The exercise:
Starting with the line that includes "Output a JSON", write out every remaining line of the records below exactly as it appears, leaving out any images.

Records supplied:

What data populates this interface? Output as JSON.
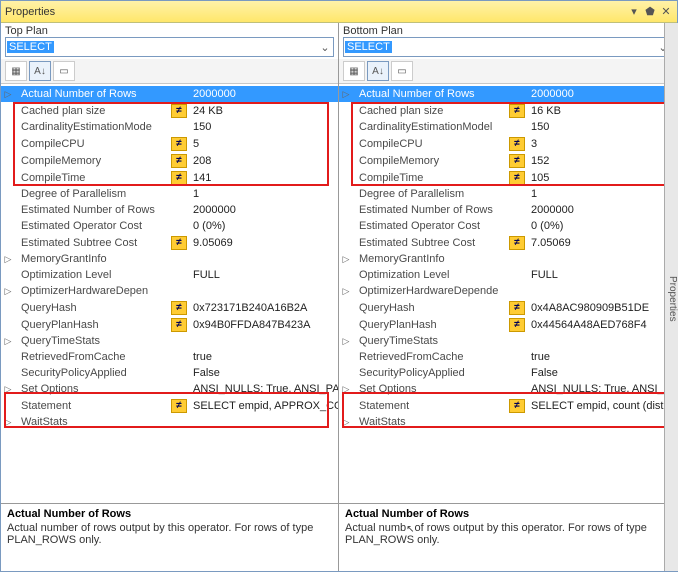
{
  "window": {
    "title": "Properties",
    "side_tab": "Properties"
  },
  "left": {
    "plan_label": "Top Plan",
    "select_value": "SELECT",
    "desc_title": "Actual Number of Rows",
    "desc_body": "Actual number of rows output by this operator. For rows of type PLAN_ROWS only.",
    "props": [
      {
        "exp": "▷",
        "name": "Actual Number of Rows",
        "neq": false,
        "val": "2000000",
        "sel": true
      },
      {
        "exp": "",
        "name": "Cached plan size",
        "neq": true,
        "val": "24 KB"
      },
      {
        "exp": "",
        "name": "CardinalityEstimationMode",
        "neq": false,
        "val": "150"
      },
      {
        "exp": "",
        "name": "CompileCPU",
        "neq": true,
        "val": "5"
      },
      {
        "exp": "",
        "name": "CompileMemory",
        "neq": true,
        "val": "208"
      },
      {
        "exp": "",
        "name": "CompileTime",
        "neq": true,
        "val": "141"
      },
      {
        "exp": "",
        "name": "Degree of Parallelism",
        "neq": false,
        "val": "1"
      },
      {
        "exp": "",
        "name": "Estimated Number of Rows",
        "neq": false,
        "val": "2000000"
      },
      {
        "exp": "",
        "name": "Estimated Operator Cost",
        "neq": false,
        "val": "0 (0%)"
      },
      {
        "exp": "",
        "name": "Estimated Subtree Cost",
        "neq": true,
        "val": "9.05069"
      },
      {
        "exp": "▷",
        "name": "MemoryGrantInfo",
        "neq": false,
        "val": ""
      },
      {
        "exp": "",
        "name": "Optimization Level",
        "neq": false,
        "val": "FULL"
      },
      {
        "exp": "▷",
        "name": "OptimizerHardwareDepen",
        "neq": false,
        "val": ""
      },
      {
        "exp": "",
        "name": "QueryHash",
        "neq": true,
        "val": "0x723171B240A16B2A"
      },
      {
        "exp": "",
        "name": "QueryPlanHash",
        "neq": true,
        "val": "0x94B0FFDA847B423A"
      },
      {
        "exp": "▷",
        "name": "QueryTimeStats",
        "neq": false,
        "val": ""
      },
      {
        "exp": "",
        "name": "RetrievedFromCache",
        "neq": false,
        "val": "true"
      },
      {
        "exp": "",
        "name": "SecurityPolicyApplied",
        "neq": false,
        "val": "False"
      },
      {
        "exp": "▷",
        "name": "Set Options",
        "neq": false,
        "val": "ANSI_NULLS: True, ANSI_PADDIN"
      },
      {
        "exp": "",
        "name": "Statement",
        "neq": true,
        "val": "SELECT empid, APPROX_CO"
      },
      {
        "exp": "▷",
        "name": "WaitStats",
        "neq": false,
        "val": ""
      }
    ]
  },
  "right": {
    "plan_label": "Bottom Plan",
    "select_value": "SELECT",
    "desc_title": "Actual Number of Rows",
    "desc_body_pre": "Actual numb",
    "desc_body_post": "of rows output by this operator. For rows of type PLAN_ROWS only.",
    "props": [
      {
        "exp": "▷",
        "name": "Actual Number of Rows",
        "neq": false,
        "val": "2000000",
        "sel": true
      },
      {
        "exp": "",
        "name": "Cached plan size",
        "neq": true,
        "val": "16 KB"
      },
      {
        "exp": "",
        "name": "CardinalityEstimationModel",
        "neq": false,
        "val": "150"
      },
      {
        "exp": "",
        "name": "CompileCPU",
        "neq": true,
        "val": "3"
      },
      {
        "exp": "",
        "name": "CompileMemory",
        "neq": true,
        "val": "152"
      },
      {
        "exp": "",
        "name": "CompileTime",
        "neq": true,
        "val": "105"
      },
      {
        "exp": "",
        "name": "Degree of Parallelism",
        "neq": false,
        "val": "1"
      },
      {
        "exp": "",
        "name": "Estimated Number of Rows",
        "neq": false,
        "val": "2000000"
      },
      {
        "exp": "",
        "name": "Estimated Operator Cost",
        "neq": false,
        "val": "0 (0%)"
      },
      {
        "exp": "",
        "name": "Estimated Subtree Cost",
        "neq": true,
        "val": "7.05069"
      },
      {
        "exp": "▷",
        "name": "MemoryGrantInfo",
        "neq": false,
        "val": ""
      },
      {
        "exp": "",
        "name": "Optimization Level",
        "neq": false,
        "val": "FULL"
      },
      {
        "exp": "▷",
        "name": "OptimizerHardwareDepende",
        "neq": false,
        "val": ""
      },
      {
        "exp": "",
        "name": "QueryHash",
        "neq": true,
        "val": "0x4A8AC980909B51DE"
      },
      {
        "exp": "",
        "name": "QueryPlanHash",
        "neq": true,
        "val": "0x44564A48AED768F4"
      },
      {
        "exp": "▷",
        "name": "QueryTimeStats",
        "neq": false,
        "val": ""
      },
      {
        "exp": "",
        "name": "RetrievedFromCache",
        "neq": false,
        "val": "true"
      },
      {
        "exp": "",
        "name": "SecurityPolicyApplied",
        "neq": false,
        "val": "False"
      },
      {
        "exp": "▷",
        "name": "Set Options",
        "neq": false,
        "val": "ANSI_NULLS: True, ANSI_PADDING"
      },
      {
        "exp": "",
        "name": "Statement",
        "neq": true,
        "val": "SELECT empid, count (distinct(e"
      },
      {
        "exp": "▷",
        "name": "WaitStats",
        "neq": false,
        "val": ""
      }
    ]
  }
}
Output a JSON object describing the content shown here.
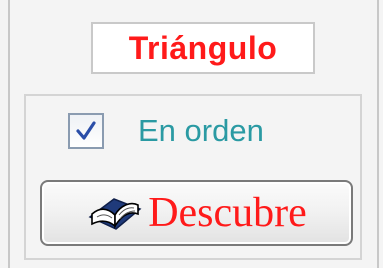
{
  "title": "Triángulo",
  "options": {
    "in_order_label": "En orden",
    "in_order_checked": true
  },
  "actions": {
    "discover_label": "Descubre",
    "discover_icon": "open-book-icon"
  },
  "colors": {
    "title": "#ff1a1a",
    "checkbox_label": "#2a9aa3",
    "button_label": "#ff1a1a"
  }
}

Response below:
Output a JSON object describing the content shown here.
{
  "title": "Triángulo",
  "options": {
    "in_order_label": "En orden",
    "in_order_checked": true
  },
  "actions": {
    "discover_label": "Descubre",
    "discover_icon": "open-book-icon"
  },
  "colors": {
    "title": "#ff1a1a",
    "checkbox_label": "#2a9aa3",
    "button_label": "#ff1a1a"
  }
}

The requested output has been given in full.